>>>

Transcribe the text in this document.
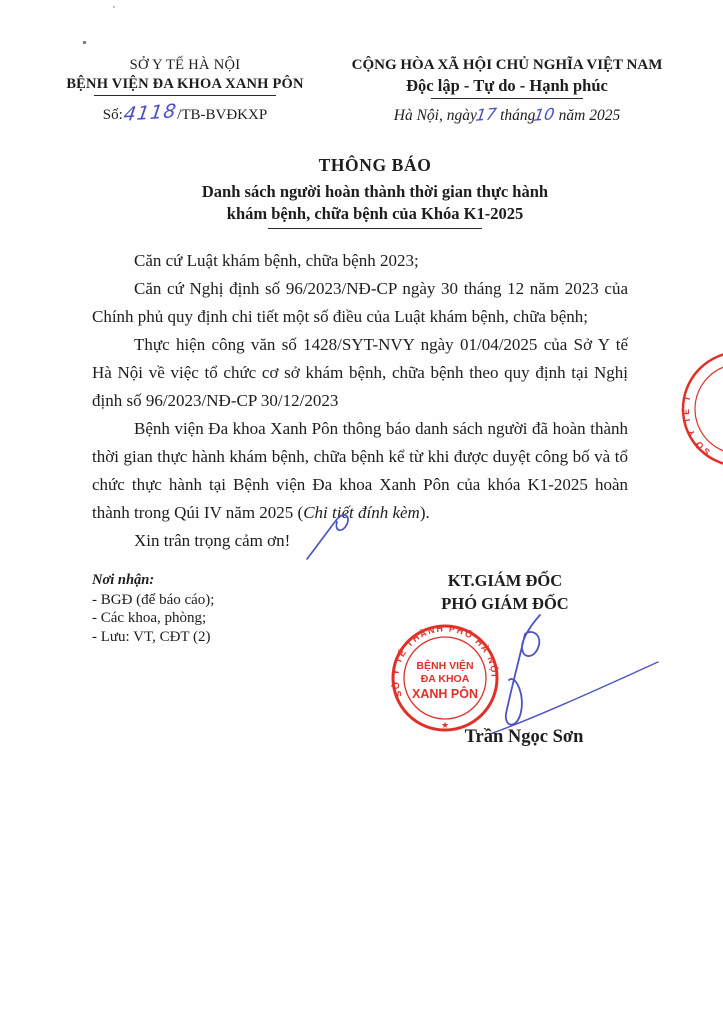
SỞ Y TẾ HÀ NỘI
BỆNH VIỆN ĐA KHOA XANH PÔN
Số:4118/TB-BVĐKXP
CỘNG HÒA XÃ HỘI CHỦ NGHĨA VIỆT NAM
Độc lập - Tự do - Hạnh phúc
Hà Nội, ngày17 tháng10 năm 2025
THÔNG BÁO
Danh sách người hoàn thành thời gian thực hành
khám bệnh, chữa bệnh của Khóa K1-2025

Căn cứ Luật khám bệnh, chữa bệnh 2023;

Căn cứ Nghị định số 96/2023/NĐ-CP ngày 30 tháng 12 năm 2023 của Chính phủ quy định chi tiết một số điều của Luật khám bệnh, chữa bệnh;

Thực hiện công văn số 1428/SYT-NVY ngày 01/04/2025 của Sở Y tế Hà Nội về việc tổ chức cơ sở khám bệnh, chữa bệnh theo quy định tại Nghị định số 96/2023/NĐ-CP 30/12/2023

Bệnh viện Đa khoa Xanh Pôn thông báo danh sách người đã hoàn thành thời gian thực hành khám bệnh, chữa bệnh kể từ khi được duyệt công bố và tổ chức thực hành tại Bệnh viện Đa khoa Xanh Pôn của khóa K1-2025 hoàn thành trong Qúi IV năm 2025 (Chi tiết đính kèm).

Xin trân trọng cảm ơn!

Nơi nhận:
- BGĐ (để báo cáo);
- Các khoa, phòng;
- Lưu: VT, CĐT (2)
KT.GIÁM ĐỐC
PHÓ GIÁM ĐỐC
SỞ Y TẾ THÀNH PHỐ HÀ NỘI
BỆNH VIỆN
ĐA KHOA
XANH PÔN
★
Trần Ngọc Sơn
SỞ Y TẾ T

<<<
>>>

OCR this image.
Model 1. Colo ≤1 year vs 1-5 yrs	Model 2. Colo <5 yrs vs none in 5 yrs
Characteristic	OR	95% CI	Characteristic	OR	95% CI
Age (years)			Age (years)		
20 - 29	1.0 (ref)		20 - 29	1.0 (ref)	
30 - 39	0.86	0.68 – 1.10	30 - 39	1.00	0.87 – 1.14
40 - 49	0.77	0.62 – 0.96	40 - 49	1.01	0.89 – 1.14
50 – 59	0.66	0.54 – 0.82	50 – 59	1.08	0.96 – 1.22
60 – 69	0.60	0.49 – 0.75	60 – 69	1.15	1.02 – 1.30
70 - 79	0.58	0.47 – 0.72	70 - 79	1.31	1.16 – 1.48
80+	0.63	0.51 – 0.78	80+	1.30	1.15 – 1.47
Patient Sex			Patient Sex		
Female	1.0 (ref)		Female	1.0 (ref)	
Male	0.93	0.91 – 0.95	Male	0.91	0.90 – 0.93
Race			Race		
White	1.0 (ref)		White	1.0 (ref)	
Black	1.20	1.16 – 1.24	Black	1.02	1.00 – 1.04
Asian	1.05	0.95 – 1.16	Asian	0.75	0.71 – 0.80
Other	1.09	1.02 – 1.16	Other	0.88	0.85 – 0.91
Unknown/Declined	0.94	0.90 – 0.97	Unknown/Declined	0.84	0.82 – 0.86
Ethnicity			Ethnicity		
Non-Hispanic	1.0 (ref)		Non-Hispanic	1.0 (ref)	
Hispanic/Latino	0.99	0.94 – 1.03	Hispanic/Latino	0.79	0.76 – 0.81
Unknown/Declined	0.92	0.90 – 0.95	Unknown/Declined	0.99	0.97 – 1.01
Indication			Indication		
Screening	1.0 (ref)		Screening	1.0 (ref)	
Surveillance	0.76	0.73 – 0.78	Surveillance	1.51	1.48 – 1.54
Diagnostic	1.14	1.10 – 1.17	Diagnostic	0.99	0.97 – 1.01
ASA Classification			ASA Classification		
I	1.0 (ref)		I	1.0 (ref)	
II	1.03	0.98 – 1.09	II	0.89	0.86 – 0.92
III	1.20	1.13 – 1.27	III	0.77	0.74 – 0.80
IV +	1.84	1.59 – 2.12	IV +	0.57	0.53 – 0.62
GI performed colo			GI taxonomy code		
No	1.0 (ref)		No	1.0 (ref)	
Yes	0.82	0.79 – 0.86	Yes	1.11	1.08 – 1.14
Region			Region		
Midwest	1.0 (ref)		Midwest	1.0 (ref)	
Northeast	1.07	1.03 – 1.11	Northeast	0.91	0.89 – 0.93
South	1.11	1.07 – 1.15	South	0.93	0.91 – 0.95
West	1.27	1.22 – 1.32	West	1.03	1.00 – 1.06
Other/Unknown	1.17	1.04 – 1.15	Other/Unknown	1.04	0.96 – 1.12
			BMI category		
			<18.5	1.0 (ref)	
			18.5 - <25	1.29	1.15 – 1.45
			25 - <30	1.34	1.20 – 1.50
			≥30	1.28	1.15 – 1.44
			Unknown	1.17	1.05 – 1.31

<<<
>>>

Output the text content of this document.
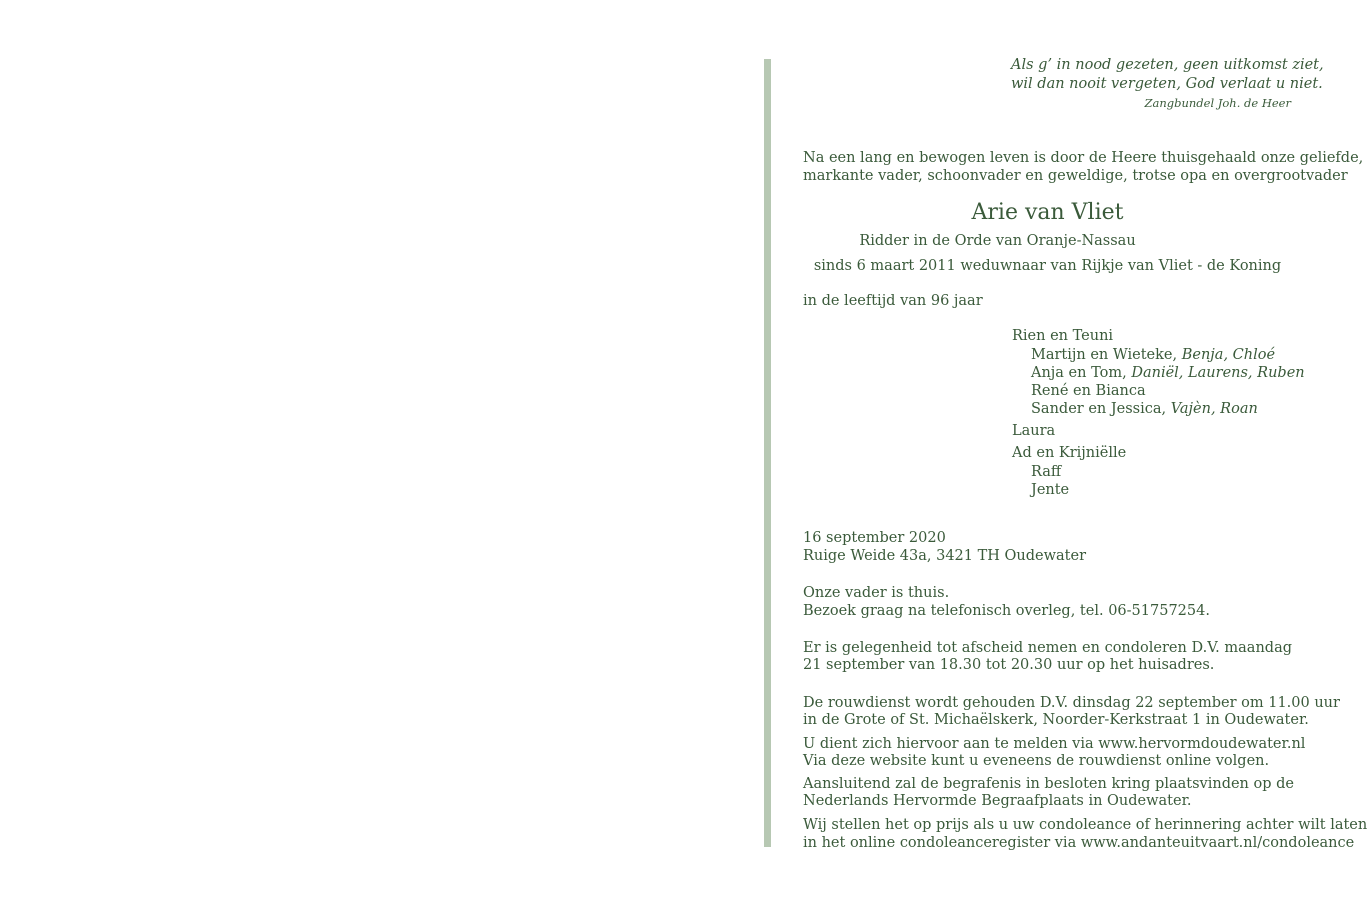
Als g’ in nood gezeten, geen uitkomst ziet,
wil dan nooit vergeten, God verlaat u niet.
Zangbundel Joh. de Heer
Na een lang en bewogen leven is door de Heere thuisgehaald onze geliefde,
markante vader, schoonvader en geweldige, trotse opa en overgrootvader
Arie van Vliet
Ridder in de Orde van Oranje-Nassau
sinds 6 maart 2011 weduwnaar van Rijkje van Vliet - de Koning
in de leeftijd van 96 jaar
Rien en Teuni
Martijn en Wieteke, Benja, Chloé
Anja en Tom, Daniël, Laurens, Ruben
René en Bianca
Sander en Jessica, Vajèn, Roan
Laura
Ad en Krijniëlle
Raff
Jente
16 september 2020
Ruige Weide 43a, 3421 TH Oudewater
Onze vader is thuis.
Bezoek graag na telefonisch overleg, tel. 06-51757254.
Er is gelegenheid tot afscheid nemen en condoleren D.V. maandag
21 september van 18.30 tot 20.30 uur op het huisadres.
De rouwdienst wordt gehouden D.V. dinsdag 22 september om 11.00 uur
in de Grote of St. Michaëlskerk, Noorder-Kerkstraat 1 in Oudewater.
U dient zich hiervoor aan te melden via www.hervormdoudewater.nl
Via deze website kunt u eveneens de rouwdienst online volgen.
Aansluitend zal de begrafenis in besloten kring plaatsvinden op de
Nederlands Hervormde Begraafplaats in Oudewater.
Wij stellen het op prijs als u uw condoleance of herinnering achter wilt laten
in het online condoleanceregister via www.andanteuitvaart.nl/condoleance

<<<

WHAT IS BEING ASKED:
Show the lines where the word "text" appears in the entries.

SOLUTION FOR THIS EXERCISE:
Transcribe the text in this document.
Output the text content of this document.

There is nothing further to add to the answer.